Set out every line of the records below as a Markdown table with two columns, Row and Line. Number each line in the Row column and leave out blank lines.
....................
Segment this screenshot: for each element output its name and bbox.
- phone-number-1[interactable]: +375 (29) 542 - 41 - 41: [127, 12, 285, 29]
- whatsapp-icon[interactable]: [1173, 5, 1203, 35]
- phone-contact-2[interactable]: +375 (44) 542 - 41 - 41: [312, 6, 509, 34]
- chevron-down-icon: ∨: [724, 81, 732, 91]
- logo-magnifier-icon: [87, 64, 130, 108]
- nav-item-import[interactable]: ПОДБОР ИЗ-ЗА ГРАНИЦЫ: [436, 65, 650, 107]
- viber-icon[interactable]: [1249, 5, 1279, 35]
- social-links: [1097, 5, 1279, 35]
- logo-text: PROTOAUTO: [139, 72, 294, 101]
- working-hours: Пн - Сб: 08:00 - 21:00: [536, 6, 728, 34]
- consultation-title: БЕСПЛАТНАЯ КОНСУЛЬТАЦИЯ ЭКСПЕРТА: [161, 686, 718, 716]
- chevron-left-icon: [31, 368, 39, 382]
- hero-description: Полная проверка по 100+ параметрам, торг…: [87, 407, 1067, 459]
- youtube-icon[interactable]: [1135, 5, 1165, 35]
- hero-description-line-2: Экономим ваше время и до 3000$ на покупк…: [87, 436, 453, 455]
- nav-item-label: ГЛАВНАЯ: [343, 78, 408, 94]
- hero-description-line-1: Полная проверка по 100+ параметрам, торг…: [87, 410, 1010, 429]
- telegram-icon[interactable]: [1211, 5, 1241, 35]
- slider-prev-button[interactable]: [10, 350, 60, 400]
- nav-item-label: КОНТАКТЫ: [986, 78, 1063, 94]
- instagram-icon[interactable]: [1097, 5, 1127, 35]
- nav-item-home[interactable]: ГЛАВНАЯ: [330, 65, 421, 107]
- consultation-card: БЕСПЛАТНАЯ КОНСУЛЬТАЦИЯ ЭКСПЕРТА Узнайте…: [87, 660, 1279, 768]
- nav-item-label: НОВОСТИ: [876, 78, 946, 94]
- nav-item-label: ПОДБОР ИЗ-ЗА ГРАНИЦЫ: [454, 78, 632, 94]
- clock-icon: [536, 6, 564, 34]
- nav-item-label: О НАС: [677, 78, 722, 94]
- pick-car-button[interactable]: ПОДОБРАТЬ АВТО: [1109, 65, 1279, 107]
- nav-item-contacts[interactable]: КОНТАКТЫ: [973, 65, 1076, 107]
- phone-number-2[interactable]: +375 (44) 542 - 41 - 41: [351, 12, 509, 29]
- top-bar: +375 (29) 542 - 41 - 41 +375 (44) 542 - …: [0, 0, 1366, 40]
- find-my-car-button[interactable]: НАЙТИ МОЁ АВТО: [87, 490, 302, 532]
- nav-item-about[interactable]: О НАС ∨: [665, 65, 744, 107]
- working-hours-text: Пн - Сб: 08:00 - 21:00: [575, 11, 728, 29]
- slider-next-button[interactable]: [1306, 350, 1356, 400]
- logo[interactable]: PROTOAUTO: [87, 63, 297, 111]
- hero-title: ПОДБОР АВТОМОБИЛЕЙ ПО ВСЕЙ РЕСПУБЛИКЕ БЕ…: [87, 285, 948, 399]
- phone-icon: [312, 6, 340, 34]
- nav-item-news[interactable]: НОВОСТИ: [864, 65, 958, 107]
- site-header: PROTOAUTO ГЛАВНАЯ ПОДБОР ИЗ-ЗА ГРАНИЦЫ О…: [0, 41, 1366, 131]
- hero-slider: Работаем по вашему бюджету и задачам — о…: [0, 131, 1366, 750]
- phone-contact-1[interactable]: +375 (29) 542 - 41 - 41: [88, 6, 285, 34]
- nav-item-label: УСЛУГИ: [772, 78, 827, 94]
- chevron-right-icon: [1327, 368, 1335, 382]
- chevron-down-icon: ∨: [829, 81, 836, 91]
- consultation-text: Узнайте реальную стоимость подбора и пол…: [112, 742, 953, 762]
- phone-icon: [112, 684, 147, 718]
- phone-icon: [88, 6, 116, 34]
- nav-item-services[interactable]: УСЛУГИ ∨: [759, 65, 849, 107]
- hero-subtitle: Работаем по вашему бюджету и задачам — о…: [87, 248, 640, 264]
....................
**Response for this exercise**
| Row | Line |
|---|---|
| 1 | Segment this screenshot: for each element output its name and bbox. |
| 2 | - phone-number-1[interactable]: +375 (29) 542 - 41 - 41: [127, 12, 285, 29] |
| 3 | - whatsapp-icon[interactable]: [1173, 5, 1203, 35] |
| 4 | - phone-contact-2[interactable]: +375 (44) 542 - 41 - 41: [312, 6, 509, 34] |
| 5 | - chevron-down-icon: ∨: [724, 81, 732, 91] |
| 6 | - logo-magnifier-icon: [87, 64, 130, 108] |
| 7 | - nav-item-import[interactable]: ПОДБОР ИЗ-ЗА ГРАНИЦЫ: [436, 65, 650, 107] |
| 8 | - viber-icon[interactable]: [1249, 5, 1279, 35] |
| 9 | - social-links: [1097, 5, 1279, 35] |
| 10 | - logo-text: PROTOAUTO: [139, 72, 294, 101] |
| 11 | - working-hours: Пн - Сб: 08:00 - 21:00: [536, 6, 728, 34] |
| 12 | - consultation-title: БЕСПЛАТНАЯ КОНСУЛЬТАЦИЯ ЭКСПЕРТА: [161, 686, 718, 716] |
| 13 | - chevron-left-icon: [31, 368, 39, 382] |
| 14 | - hero-description: Полная проверка по 100+ параметрам, торг…: [87, 407, 1067, 459] |
| 15 | - youtube-icon[interactable]: [1135, 5, 1165, 35] |
| 16 | - hero-description-line-2: Экономим ваше время и до 3000$ на покупк…: [87, 436, 453, 455] |
| 17 | - nav-item-label: ГЛАВНАЯ: [343, 78, 408, 94] |
| 18 | - hero-description-line-1: Полная проверка по 100+ параметрам, торг…: [87, 410, 1010, 429] |
| 19 | - telegram-icon[interactable]: [1211, 5, 1241, 35] |
| 20 | - slider-prev-button[interactable]: [10, 350, 60, 400] |
| 21 | - nav-item-label: КОНТАКТЫ: [986, 78, 1063, 94] |
| 22 | - instagram-icon[interactable]: [1097, 5, 1127, 35] |
| 23 | - nav-item-home[interactable]: ГЛАВНАЯ: [330, 65, 421, 107] |
| 24 | - consultation-card: БЕСПЛАТНАЯ КОНСУЛЬТАЦИЯ ЭКСПЕРТА Узнайте…: [87, 660, 1279, 768] |
| 25 | - nav-item-label: НОВОСТИ: [876, 78, 946, 94] |
| 26 | - nav-item-label: ПОДБОР ИЗ-ЗА ГРАНИЦЫ: [454, 78, 632, 94] |
| 27 | - clock-icon: [536, 6, 564, 34] |
| 28 | - nav-item-label: О НАС: [677, 78, 722, 94] |
| 29 | - pick-car-button[interactable]: ПОДОБРАТЬ АВТО: [1109, 65, 1279, 107] |
| 30 | - nav-item-contacts[interactable]: КОНТАКТЫ: [973, 65, 1076, 107] |
| 31 | - phone-number-2[interactable]: +375 (44) 542 - 41 - 41: [351, 12, 509, 29] |
| 32 | - top-bar: +375 (29) 542 - 41 - 41 +375 (44) 542 - …: [0, 0, 1366, 40] |
| 33 | - find-my-car-button[interactable]: НАЙТИ МОЁ АВТО: [87, 490, 302, 532] |
| 34 | - nav-item-about[interactable]: О НАС ∨: [665, 65, 744, 107] |
| 35 | - working-hours-text: Пн - Сб: 08:00 - 21:00: [575, 11, 728, 29] |
| 36 | - slider-next-button[interactable]: [1306, 350, 1356, 400] |
| 37 | - logo[interactable]: PROTOAUTO: [87, 63, 297, 111] |
| 38 | - hero-title: ПОДБОР АВТОМОБИЛЕЙ ПО ВСЕЙ РЕСПУБЛИКЕ БЕ…: [87, 285, 948, 399] |
| 39 | - phone-icon: [312, 6, 340, 34] |
| 40 | - nav-item-news[interactable]: НОВОСТИ: [864, 65, 958, 107] |
| 41 | - site-header: PROTOAUTO ГЛАВНАЯ ПОДБОР ИЗ-ЗА ГРАНИЦЫ О…: [0, 41, 1366, 131] |
| 42 | - hero-slider: Работаем по вашему бюджету и задачам — о…: [0, 131, 1366, 750] |
| 43 | - phone-contact-1[interactable]: +375 (29) 542 - 41 - 41: [88, 6, 285, 34] |
| 44 | - nav-item-label: УСЛУГИ: [772, 78, 827, 94] |
| 45 | - chevron-right-icon: [1327, 368, 1335, 382] |
| 46 | - chevron-down-icon: ∨: [829, 81, 836, 91] |
| 47 | - consultation-text: Узнайте реальную стоимость подбора и пол…: [112, 742, 953, 762] |
| 48 | - phone-icon: [112, 684, 147, 718] |
| 49 | - phone-icon: [88, 6, 116, 34] |
| 50 | - nav-item-services[interactable]: УСЛУГИ ∨: [759, 65, 849, 107] |
| 51 | - hero-subtitle: Работаем по вашему бюджету и задачам — о…: [87, 248, 640, 264] |